EXERCISE DIRECTIONS: Transcribe each entry below exactly. Pictures do not go in the copy.

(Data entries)
"""

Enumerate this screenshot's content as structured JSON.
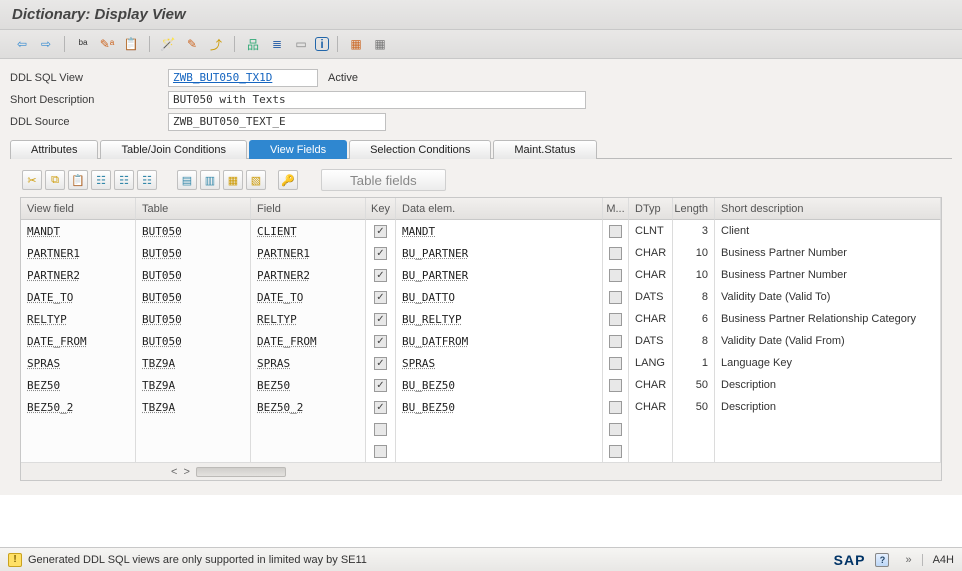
{
  "title": "Dictionary: Display View",
  "header_fields": {
    "ddl_sql_view": {
      "label": "DDL SQL View",
      "value": "ZWB_BUT050_TX1D",
      "status": "Active"
    },
    "short_desc": {
      "label": "Short Description",
      "value": "BUT050 with Texts"
    },
    "ddl_source": {
      "label": "DDL Source",
      "value": "ZWB_BUT050_TEXT_E"
    }
  },
  "tabs": [
    "Attributes",
    "Table/Join Conditions",
    "View Fields",
    "Selection Conditions",
    "Maint.Status"
  ],
  "active_tab": 2,
  "table_fields_btn": "Table fields",
  "columns": {
    "view_field": "View field",
    "table": "Table",
    "field": "Field",
    "key": "Key",
    "data_elem": "Data elem.",
    "m": "M...",
    "dtyp": "DTyp",
    "length": "Length",
    "short_desc": "Short description"
  },
  "rows": [
    {
      "vf": "MANDT",
      "tb": "BUT050",
      "fd": "CLIENT",
      "key": true,
      "de": "MANDT",
      "m": false,
      "dt": "CLNT",
      "len": "3",
      "sd": "Client"
    },
    {
      "vf": "PARTNER1",
      "tb": "BUT050",
      "fd": "PARTNER1",
      "key": true,
      "de": "BU_PARTNER",
      "m": false,
      "dt": "CHAR",
      "len": "10",
      "sd": "Business Partner Number"
    },
    {
      "vf": "PARTNER2",
      "tb": "BUT050",
      "fd": "PARTNER2",
      "key": true,
      "de": "BU_PARTNER",
      "m": false,
      "dt": "CHAR",
      "len": "10",
      "sd": "Business Partner Number"
    },
    {
      "vf": "DATE_TO",
      "tb": "BUT050",
      "fd": "DATE_TO",
      "key": true,
      "de": "BU_DATTO",
      "m": false,
      "dt": "DATS",
      "len": "8",
      "sd": "Validity Date (Valid To)"
    },
    {
      "vf": "RELTYP",
      "tb": "BUT050",
      "fd": "RELTYP",
      "key": true,
      "de": "BU_RELTYP",
      "m": false,
      "dt": "CHAR",
      "len": "6",
      "sd": "Business Partner Relationship Category"
    },
    {
      "vf": "DATE_FROM",
      "tb": "BUT050",
      "fd": "DATE_FROM",
      "key": true,
      "de": "BU_DATFROM",
      "m": false,
      "dt": "DATS",
      "len": "8",
      "sd": "Validity Date (Valid From)"
    },
    {
      "vf": "SPRAS",
      "tb": "TBZ9A",
      "fd": "SPRAS",
      "key": true,
      "de": "SPRAS",
      "m": false,
      "dt": "LANG",
      "len": "1",
      "sd": "Language Key"
    },
    {
      "vf": "BEZ50",
      "tb": "TBZ9A",
      "fd": "BEZ50",
      "key": true,
      "de": "BU_BEZ50",
      "m": false,
      "dt": "CHAR",
      "len": "50",
      "sd": "Description"
    },
    {
      "vf": "BEZ50_2",
      "tb": "TBZ9A",
      "fd": "BEZ50_2",
      "key": true,
      "de": "BU_BEZ50",
      "m": false,
      "dt": "CHAR",
      "len": "50",
      "sd": "Description"
    }
  ],
  "status_message": "Generated DDL SQL views are only supported in limited way by SE11",
  "system_id": "A4H",
  "brand": "SAP"
}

"""

WORKED SOLUTION:
Enumerate this screenshot's content as structured JSON.
{
  "title": "Dictionary: Display View",
  "header_fields": {
    "ddl_sql_view": {
      "label": "DDL SQL View",
      "value": "ZWB_BUT050_TX1D",
      "status": "Active"
    },
    "short_desc": {
      "label": "Short Description",
      "value": "BUT050 with Texts"
    },
    "ddl_source": {
      "label": "DDL Source",
      "value": "ZWB_BUT050_TEXT_E"
    }
  },
  "tabs": [
    "Attributes",
    "Table/Join Conditions",
    "View Fields",
    "Selection Conditions",
    "Maint.Status"
  ],
  "active_tab": 2,
  "table_fields_btn": "Table fields",
  "columns": {
    "view_field": "View field",
    "table": "Table",
    "field": "Field",
    "key": "Key",
    "data_elem": "Data elem.",
    "m": "M...",
    "dtyp": "DTyp",
    "length": "Length",
    "short_desc": "Short description"
  },
  "rows": [
    {
      "vf": "MANDT",
      "tb": "BUT050",
      "fd": "CLIENT",
      "key": true,
      "de": "MANDT",
      "m": false,
      "dt": "CLNT",
      "len": "3",
      "sd": "Client"
    },
    {
      "vf": "PARTNER1",
      "tb": "BUT050",
      "fd": "PARTNER1",
      "key": true,
      "de": "BU_PARTNER",
      "m": false,
      "dt": "CHAR",
      "len": "10",
      "sd": "Business Partner Number"
    },
    {
      "vf": "PARTNER2",
      "tb": "BUT050",
      "fd": "PARTNER2",
      "key": true,
      "de": "BU_PARTNER",
      "m": false,
      "dt": "CHAR",
      "len": "10",
      "sd": "Business Partner Number"
    },
    {
      "vf": "DATE_TO",
      "tb": "BUT050",
      "fd": "DATE_TO",
      "key": true,
      "de": "BU_DATTO",
      "m": false,
      "dt": "DATS",
      "len": "8",
      "sd": "Validity Date (Valid To)"
    },
    {
      "vf": "RELTYP",
      "tb": "BUT050",
      "fd": "RELTYP",
      "key": true,
      "de": "BU_RELTYP",
      "m": false,
      "dt": "CHAR",
      "len": "6",
      "sd": "Business Partner Relationship Category"
    },
    {
      "vf": "DATE_FROM",
      "tb": "BUT050",
      "fd": "DATE_FROM",
      "key": true,
      "de": "BU_DATFROM",
      "m": false,
      "dt": "DATS",
      "len": "8",
      "sd": "Validity Date (Valid From)"
    },
    {
      "vf": "SPRAS",
      "tb": "TBZ9A",
      "fd": "SPRAS",
      "key": true,
      "de": "SPRAS",
      "m": false,
      "dt": "LANG",
      "len": "1",
      "sd": "Language Key"
    },
    {
      "vf": "BEZ50",
      "tb": "TBZ9A",
      "fd": "BEZ50",
      "key": true,
      "de": "BU_BEZ50",
      "m": false,
      "dt": "CHAR",
      "len": "50",
      "sd": "Description"
    },
    {
      "vf": "BEZ50_2",
      "tb": "TBZ9A",
      "fd": "BEZ50_2",
      "key": true,
      "de": "BU_BEZ50",
      "m": false,
      "dt": "CHAR",
      "len": "50",
      "sd": "Description"
    }
  ],
  "status_message": "Generated DDL SQL views are only supported in limited way by SE11",
  "system_id": "A4H",
  "brand": "SAP"
}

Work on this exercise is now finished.